[Dataset excerpt]
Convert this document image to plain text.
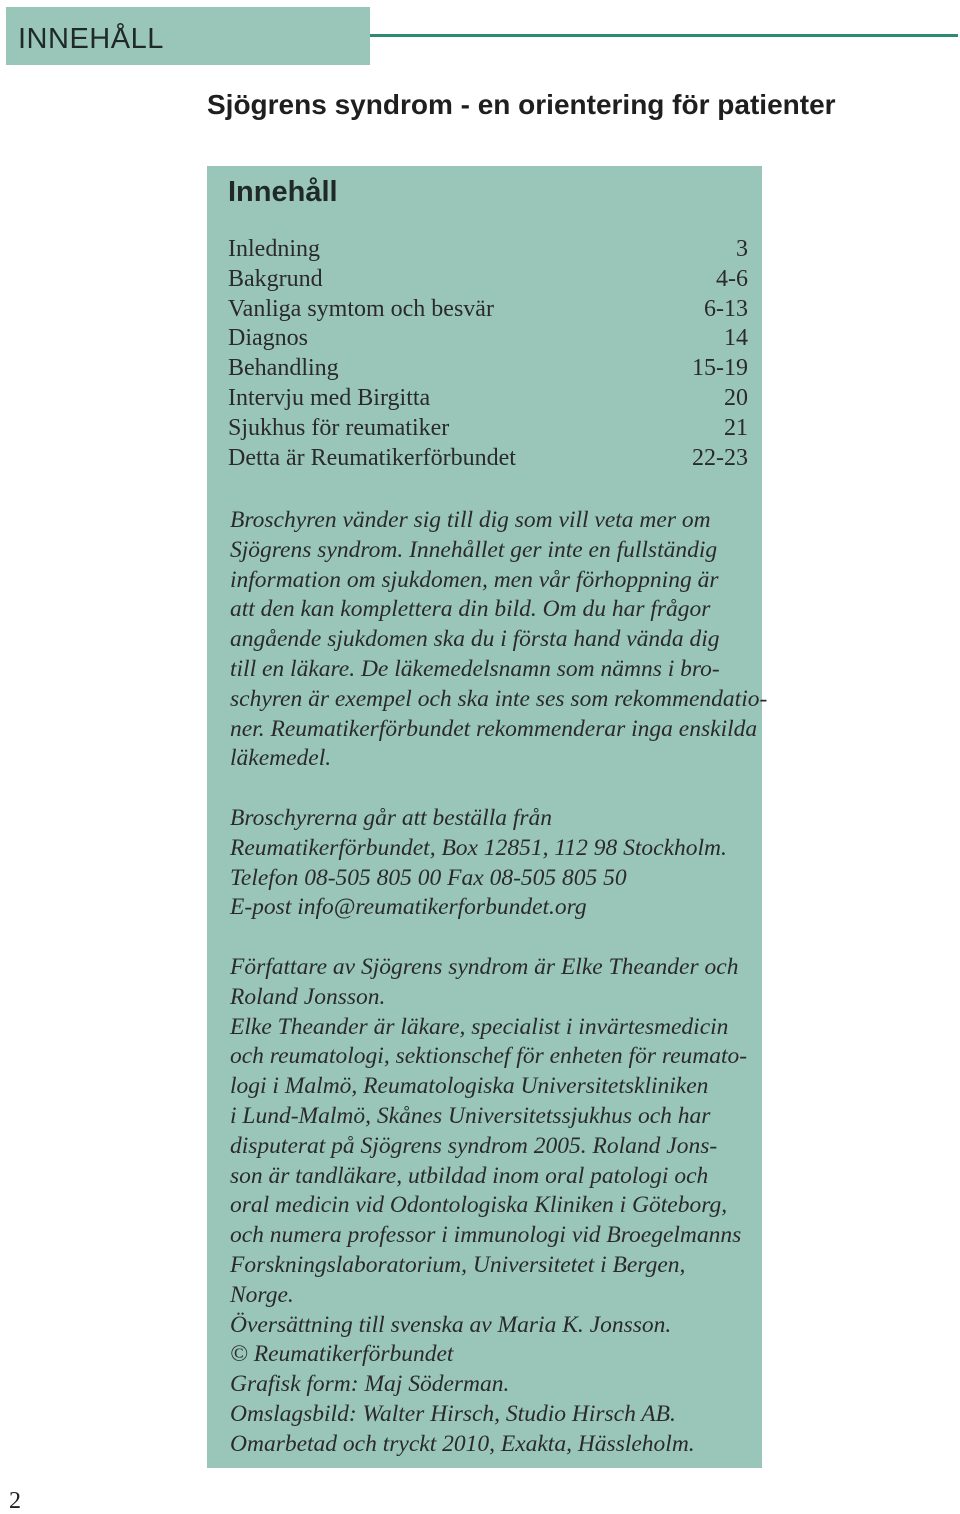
INNEHÅLL
Sjögrens syndrom - en orientering för patienter
Innehåll
Inledning	3
Bakgrund	4-6
Vanliga symtom och besvär	6-13
Diagnos	14
Behandling	15-19
Intervju med Birgitta	20
Sjukhus för reumatiker	21
Detta är Reumatikerförbundet	22-23

Broschyren vänder sig till dig som vill veta mer om
Sjögrens syndrom. Innehållet ger inte en fullständig
information om sjukdomen, men vår förhoppning är
att den kan komplettera din bild. Om du har frågor
angående sjukdomen ska du i första hand vända dig
till en läkare. De läkemedelsnamn som nämns i bro-
schyren är exempel och ska inte ses som rekommendatio-
ner. Reumatikerförbundet rekommenderar inga enskilda
läkemedel.

Broschyrerna går att beställa från
Reumatikerförbundet, Box 12851, 112 98 Stockholm.
Telefon 08-505 805 00 Fax 08-505 805 50
E-post info@reumatikerforbundet.org

Författare av Sjögrens syndrom är Elke Theander och
Roland Jonsson.
Elke Theander är läkare, specialist i invärtesmedicin
och reumatologi, sektionschef för enheten för reumato-
logi i Malmö, Reumatologiska Universitetskliniken
i Lund-Malmö, Skånes Universitetssjukhus och har
disputerat på Sjögrens syndrom 2005. Roland Jons-
son är tandläkare, utbildad inom oral patologi och
oral medicin vid Odontologiska Kliniken i Göteborg,
och numera professor i immunologi vid Broegelmanns
Forskningslaboratorium, Universitetet i Bergen,
Norge.
Översättning till svenska av Maria K. Jonsson.
© Reumatikerförbundet
Grafisk form: Maj Söderman.
Omslagsbild: Walter Hirsch, Studio Hirsch AB.
Omarbetad och tryckt 2010, Exakta, Hässleholm.

2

Exercise: Pictures appear in the records above. Output everything except them, exactly.

Response:
Convert this document image to plain text.
INNEHÅLL
Sjögrens syndrom - en orientering för patienter
Innehåll
Inledning	3
Bakgrund	4-6
Vanliga symtom och besvär	6-13
Diagnos	14
Behandling	15-19
Intervju med Birgitta	20
Sjukhus för reumatiker	21
Detta är Reumatikerförbundet	22-23

Broschyren vänder sig till dig som vill veta mer om
Sjögrens syndrom. Innehållet ger inte en fullständig
information om sjukdomen, men vår förhoppning är
att den kan komplettera din bild. Om du har frågor
angående sjukdomen ska du i första hand vända dig
till en läkare. De läkemedelsnamn som nämns i bro-
schyren är exempel och ska inte ses som rekommendatio-
ner. Reumatikerförbundet rekommenderar inga enskilda
läkemedel.

Broschyrerna går att beställa från
Reumatikerförbundet, Box 12851, 112 98 Stockholm.
Telefon 08-505 805 00 Fax 08-505 805 50
E-post info@reumatikerforbundet.org

Författare av Sjögrens syndrom är Elke Theander och
Roland Jonsson.
Elke Theander är läkare, specialist i invärtesmedicin
och reumatologi, sektionschef för enheten för reumato-
logi i Malmö, Reumatologiska Universitetskliniken
i Lund-Malmö, Skånes Universitetssjukhus och har
disputerat på Sjögrens syndrom 2005. Roland Jons-
son är tandläkare, utbildad inom oral patologi och
oral medicin vid Odontologiska Kliniken i Göteborg,
och numera professor i immunologi vid Broegelmanns
Forskningslaboratorium, Universitetet i Bergen,
Norge.
Översättning till svenska av Maria K. Jonsson.
© Reumatikerförbundet
Grafisk form: Maj Söderman.
Omslagsbild: Walter Hirsch, Studio Hirsch AB.
Omarbetad och tryckt 2010, Exakta, Hässleholm.

2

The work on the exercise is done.